■ AIM OF THE EXERCISE ■
Which lines in the records below contain the word "Academic"? Copy each one out.
--- PROVIDED DATA ---
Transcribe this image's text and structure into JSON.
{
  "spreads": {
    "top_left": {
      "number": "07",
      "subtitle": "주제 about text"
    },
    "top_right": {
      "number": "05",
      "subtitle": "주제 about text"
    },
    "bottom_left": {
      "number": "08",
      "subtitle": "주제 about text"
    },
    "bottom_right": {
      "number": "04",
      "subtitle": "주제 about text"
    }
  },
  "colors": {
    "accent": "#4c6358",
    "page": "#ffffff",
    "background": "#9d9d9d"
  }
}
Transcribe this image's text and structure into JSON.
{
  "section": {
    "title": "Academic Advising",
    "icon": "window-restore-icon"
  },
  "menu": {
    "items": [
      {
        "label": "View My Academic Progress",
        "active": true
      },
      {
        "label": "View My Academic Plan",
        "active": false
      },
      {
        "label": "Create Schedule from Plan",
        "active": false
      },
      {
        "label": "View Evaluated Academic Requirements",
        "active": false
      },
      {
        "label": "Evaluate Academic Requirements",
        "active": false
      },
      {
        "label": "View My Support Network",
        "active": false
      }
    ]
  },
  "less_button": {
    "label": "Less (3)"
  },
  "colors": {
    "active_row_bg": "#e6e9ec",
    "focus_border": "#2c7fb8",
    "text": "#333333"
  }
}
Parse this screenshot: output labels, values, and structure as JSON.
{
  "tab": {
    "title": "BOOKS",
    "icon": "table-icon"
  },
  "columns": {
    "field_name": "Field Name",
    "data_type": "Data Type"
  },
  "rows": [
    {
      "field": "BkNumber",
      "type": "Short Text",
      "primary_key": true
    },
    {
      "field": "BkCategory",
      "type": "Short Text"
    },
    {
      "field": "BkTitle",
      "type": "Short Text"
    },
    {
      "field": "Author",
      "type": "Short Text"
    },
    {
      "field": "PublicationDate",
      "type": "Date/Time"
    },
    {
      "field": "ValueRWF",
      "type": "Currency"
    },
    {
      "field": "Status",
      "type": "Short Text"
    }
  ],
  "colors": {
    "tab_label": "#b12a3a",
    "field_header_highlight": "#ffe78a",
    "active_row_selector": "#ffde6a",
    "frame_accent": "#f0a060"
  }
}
---
■ RESULT OF THE TASK ■
    "title": "Academic Advising",
        "label": "View My Academic Progress",
        "label": "View My Academic Plan",
        "label": "View Evaluated Academic Requirements",
        "label": "Evaluate Academic Requirements",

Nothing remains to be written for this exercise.